# [Written task]
Comb through the entries for "name" and pull out each line that holds it.

# [Given data]
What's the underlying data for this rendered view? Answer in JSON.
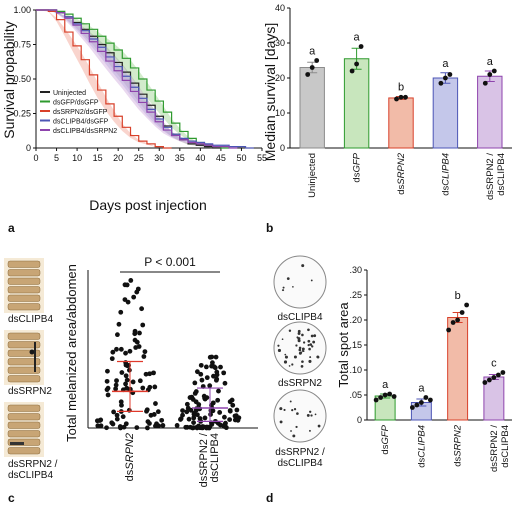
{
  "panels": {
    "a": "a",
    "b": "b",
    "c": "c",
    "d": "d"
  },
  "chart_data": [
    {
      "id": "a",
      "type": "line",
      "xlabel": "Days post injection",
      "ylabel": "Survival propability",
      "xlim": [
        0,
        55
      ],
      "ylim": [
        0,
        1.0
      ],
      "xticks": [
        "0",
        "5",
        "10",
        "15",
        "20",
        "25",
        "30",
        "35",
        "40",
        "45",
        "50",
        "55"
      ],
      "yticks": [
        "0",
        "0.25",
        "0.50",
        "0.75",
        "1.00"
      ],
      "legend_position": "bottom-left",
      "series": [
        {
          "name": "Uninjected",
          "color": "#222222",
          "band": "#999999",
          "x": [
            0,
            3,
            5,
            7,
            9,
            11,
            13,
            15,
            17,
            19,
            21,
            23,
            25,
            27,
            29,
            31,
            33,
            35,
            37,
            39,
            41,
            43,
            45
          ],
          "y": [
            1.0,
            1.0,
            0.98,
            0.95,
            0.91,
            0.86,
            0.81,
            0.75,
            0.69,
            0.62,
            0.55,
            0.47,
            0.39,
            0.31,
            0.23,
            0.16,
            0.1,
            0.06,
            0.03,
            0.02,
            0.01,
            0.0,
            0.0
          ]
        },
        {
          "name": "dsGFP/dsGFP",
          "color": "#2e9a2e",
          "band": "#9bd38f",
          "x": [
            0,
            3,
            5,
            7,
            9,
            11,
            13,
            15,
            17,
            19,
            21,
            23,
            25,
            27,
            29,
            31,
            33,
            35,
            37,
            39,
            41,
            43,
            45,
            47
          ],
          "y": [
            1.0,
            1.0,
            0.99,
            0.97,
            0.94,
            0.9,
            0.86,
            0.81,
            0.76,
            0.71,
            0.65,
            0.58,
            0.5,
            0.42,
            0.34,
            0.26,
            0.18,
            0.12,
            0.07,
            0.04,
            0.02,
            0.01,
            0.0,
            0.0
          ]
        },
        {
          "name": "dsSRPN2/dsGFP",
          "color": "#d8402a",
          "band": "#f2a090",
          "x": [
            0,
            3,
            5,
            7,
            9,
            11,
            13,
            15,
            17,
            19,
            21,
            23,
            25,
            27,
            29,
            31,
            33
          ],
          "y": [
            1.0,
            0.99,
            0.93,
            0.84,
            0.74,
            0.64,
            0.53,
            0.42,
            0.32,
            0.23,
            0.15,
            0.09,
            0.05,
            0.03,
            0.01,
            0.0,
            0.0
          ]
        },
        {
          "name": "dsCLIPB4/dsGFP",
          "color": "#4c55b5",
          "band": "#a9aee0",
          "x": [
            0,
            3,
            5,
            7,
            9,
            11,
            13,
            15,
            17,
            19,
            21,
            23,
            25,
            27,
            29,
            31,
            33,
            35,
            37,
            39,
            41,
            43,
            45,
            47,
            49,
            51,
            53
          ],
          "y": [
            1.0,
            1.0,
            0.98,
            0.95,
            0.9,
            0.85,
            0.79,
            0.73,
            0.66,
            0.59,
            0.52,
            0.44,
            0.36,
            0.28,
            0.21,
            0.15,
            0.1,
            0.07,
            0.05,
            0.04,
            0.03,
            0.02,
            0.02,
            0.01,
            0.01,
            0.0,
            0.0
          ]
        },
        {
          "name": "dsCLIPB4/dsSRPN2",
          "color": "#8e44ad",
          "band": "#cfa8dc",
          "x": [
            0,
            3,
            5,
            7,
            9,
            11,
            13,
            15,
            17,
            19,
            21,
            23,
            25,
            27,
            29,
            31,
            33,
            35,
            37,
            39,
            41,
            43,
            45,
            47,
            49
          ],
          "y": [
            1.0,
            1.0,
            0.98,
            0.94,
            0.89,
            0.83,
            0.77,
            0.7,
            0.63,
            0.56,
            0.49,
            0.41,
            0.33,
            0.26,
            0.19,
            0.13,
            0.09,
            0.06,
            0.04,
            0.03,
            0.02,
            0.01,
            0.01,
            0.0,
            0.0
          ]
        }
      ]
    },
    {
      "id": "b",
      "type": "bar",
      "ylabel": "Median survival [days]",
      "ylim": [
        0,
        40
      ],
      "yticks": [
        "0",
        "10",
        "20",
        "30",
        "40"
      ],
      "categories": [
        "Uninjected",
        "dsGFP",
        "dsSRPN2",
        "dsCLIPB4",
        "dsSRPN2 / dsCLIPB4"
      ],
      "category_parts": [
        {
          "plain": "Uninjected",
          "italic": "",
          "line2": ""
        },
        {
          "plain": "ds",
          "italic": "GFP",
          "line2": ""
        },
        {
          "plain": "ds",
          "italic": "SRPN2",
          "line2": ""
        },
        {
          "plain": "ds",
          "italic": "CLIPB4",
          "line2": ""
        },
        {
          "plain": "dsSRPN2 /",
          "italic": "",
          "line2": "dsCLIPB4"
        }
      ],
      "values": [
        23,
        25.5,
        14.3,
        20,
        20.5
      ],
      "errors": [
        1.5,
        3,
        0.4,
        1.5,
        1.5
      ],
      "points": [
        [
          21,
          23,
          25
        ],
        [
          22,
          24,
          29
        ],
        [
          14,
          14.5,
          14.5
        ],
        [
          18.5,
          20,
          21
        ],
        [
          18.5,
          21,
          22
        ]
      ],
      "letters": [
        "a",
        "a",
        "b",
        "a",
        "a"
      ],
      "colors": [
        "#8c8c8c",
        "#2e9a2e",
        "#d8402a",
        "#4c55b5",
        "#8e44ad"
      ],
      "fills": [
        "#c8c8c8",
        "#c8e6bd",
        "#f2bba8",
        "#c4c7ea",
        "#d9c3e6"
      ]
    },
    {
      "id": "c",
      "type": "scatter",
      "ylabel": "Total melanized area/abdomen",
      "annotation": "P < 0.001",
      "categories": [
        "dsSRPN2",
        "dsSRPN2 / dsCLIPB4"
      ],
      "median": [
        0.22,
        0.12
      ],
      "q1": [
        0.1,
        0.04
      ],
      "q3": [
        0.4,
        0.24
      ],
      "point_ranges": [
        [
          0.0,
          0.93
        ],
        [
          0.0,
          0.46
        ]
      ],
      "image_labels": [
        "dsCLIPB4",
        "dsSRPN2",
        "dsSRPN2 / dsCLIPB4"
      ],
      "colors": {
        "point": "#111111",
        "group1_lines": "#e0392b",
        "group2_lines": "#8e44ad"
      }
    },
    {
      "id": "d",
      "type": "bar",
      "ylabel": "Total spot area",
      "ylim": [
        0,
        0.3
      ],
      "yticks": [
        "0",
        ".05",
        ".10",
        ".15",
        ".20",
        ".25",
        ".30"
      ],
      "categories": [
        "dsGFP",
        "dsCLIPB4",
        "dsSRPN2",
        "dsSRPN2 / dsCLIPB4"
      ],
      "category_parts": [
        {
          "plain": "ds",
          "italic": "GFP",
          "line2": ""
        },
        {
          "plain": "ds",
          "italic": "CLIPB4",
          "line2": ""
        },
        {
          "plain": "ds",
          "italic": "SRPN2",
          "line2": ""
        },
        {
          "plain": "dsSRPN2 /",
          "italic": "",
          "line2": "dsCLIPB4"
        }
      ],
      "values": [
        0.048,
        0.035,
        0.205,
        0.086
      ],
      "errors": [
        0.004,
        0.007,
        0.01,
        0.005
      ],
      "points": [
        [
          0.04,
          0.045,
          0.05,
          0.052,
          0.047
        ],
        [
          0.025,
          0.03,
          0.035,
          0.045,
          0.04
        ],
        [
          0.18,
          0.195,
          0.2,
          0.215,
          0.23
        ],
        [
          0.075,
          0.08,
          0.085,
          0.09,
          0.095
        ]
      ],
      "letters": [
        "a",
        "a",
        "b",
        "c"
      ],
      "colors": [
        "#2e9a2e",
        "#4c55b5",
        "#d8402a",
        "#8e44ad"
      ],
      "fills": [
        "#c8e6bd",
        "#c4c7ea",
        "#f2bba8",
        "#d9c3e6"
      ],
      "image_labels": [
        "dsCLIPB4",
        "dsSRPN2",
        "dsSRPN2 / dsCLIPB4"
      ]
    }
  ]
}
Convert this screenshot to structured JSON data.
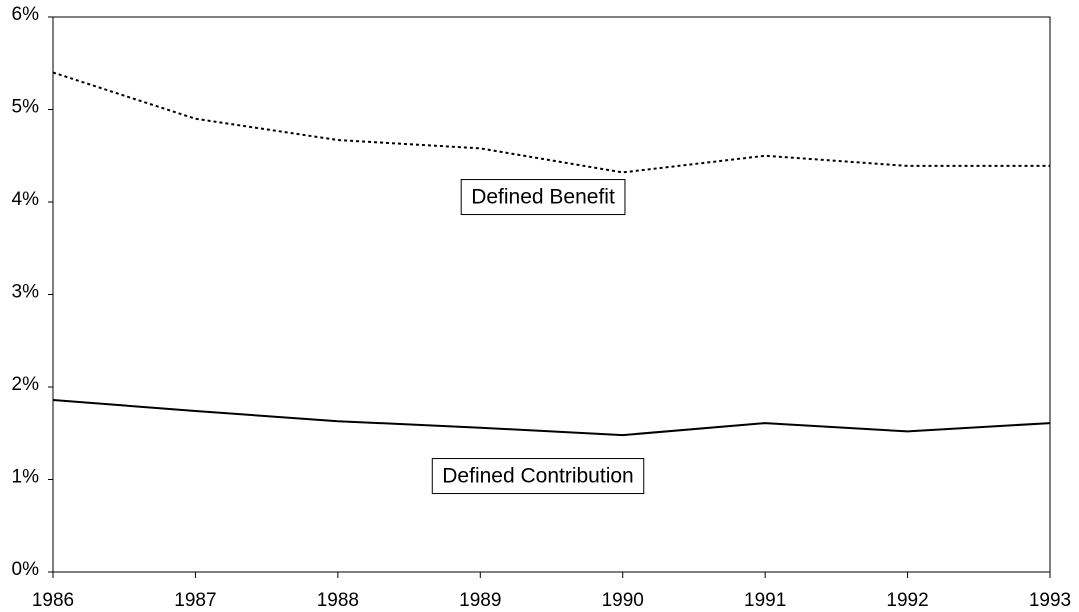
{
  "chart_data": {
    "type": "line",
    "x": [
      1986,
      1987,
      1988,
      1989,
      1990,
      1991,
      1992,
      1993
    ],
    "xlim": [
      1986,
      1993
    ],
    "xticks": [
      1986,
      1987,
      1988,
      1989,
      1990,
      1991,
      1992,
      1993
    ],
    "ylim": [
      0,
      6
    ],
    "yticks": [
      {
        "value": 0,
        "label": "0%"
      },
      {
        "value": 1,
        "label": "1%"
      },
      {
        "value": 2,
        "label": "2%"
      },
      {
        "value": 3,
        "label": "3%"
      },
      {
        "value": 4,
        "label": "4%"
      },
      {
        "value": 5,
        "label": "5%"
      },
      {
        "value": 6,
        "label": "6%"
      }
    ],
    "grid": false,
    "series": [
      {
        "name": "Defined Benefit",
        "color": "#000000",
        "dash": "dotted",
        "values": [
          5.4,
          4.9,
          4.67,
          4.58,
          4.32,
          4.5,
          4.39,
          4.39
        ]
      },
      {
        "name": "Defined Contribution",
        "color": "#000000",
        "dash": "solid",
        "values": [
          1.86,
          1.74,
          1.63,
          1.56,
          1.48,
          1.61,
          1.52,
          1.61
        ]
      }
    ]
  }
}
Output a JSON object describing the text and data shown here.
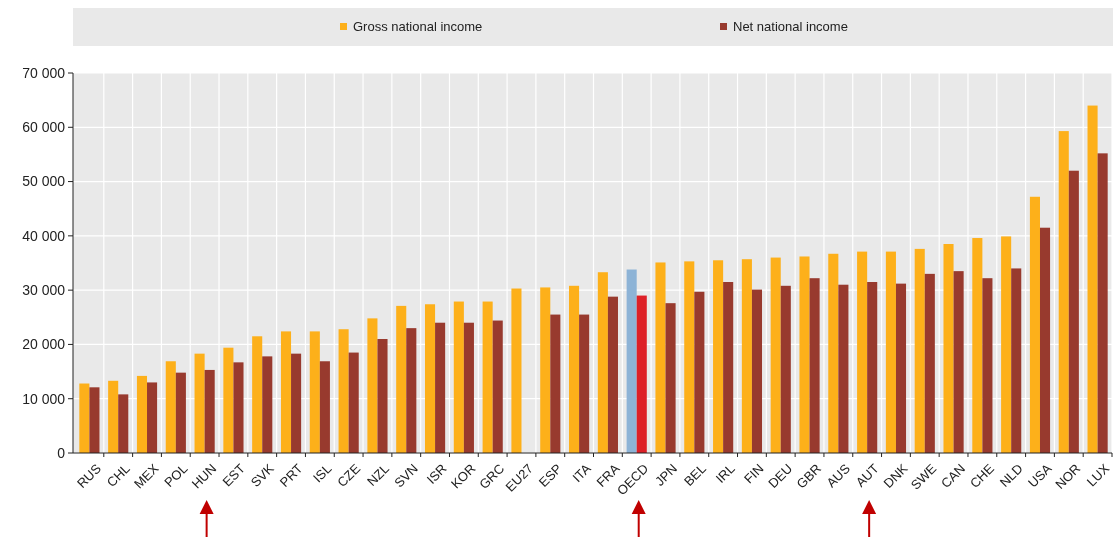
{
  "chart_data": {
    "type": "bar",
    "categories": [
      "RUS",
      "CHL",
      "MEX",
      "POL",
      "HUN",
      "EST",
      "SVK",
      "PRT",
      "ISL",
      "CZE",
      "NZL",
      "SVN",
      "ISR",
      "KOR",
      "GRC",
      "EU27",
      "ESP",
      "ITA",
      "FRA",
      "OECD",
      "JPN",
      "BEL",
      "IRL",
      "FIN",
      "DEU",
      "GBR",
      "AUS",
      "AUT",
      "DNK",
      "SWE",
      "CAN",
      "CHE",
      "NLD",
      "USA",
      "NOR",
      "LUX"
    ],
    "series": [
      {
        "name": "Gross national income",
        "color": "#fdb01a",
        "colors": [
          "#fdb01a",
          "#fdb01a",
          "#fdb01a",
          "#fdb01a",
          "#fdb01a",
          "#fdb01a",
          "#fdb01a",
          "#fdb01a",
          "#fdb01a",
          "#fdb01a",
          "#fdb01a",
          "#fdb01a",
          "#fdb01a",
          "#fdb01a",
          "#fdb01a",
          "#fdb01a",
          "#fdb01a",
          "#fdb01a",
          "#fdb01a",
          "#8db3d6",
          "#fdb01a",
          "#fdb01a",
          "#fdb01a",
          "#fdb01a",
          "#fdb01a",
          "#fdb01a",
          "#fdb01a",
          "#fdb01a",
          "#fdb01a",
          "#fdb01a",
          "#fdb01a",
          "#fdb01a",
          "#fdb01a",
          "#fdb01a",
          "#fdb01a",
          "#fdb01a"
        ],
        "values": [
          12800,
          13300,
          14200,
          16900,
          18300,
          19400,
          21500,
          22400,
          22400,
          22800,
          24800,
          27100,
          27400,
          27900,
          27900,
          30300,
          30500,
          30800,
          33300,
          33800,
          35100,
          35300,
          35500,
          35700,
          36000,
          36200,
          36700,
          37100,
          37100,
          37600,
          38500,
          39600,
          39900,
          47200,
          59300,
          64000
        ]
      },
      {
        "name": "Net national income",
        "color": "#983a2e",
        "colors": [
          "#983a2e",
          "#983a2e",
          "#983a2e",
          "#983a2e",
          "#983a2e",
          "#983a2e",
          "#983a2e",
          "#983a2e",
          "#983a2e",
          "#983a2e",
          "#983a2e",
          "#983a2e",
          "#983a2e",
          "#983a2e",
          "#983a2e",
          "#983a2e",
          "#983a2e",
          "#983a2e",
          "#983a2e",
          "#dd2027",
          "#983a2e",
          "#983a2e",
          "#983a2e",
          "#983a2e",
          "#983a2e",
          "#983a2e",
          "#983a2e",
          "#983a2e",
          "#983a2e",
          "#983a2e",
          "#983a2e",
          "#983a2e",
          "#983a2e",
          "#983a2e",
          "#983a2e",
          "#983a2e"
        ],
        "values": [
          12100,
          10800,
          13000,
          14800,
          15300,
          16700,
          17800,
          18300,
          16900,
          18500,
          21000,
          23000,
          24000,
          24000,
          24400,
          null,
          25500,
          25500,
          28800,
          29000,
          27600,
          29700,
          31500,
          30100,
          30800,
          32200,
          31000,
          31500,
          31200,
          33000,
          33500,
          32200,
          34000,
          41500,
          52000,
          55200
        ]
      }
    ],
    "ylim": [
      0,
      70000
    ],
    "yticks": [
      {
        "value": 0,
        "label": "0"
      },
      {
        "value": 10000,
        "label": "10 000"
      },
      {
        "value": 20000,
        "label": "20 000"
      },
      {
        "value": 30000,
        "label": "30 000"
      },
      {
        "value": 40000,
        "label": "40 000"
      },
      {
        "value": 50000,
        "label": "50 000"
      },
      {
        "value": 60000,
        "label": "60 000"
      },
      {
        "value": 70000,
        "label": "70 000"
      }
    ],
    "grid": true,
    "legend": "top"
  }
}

# [Written answer]
          "name": "Uninjected",
          "name": "dsGFP/dsGFP",
          "name": "dsSRPN2/dsGFP",
          "name": "dsCLIPB4/dsGFP",
          "name": "dsCLIPB4/dsSRPN2",
        "name": "Defined Benefit",
        "name": "Defined Contribution",
        "name": "Gross national income",
        "name": "Net national income",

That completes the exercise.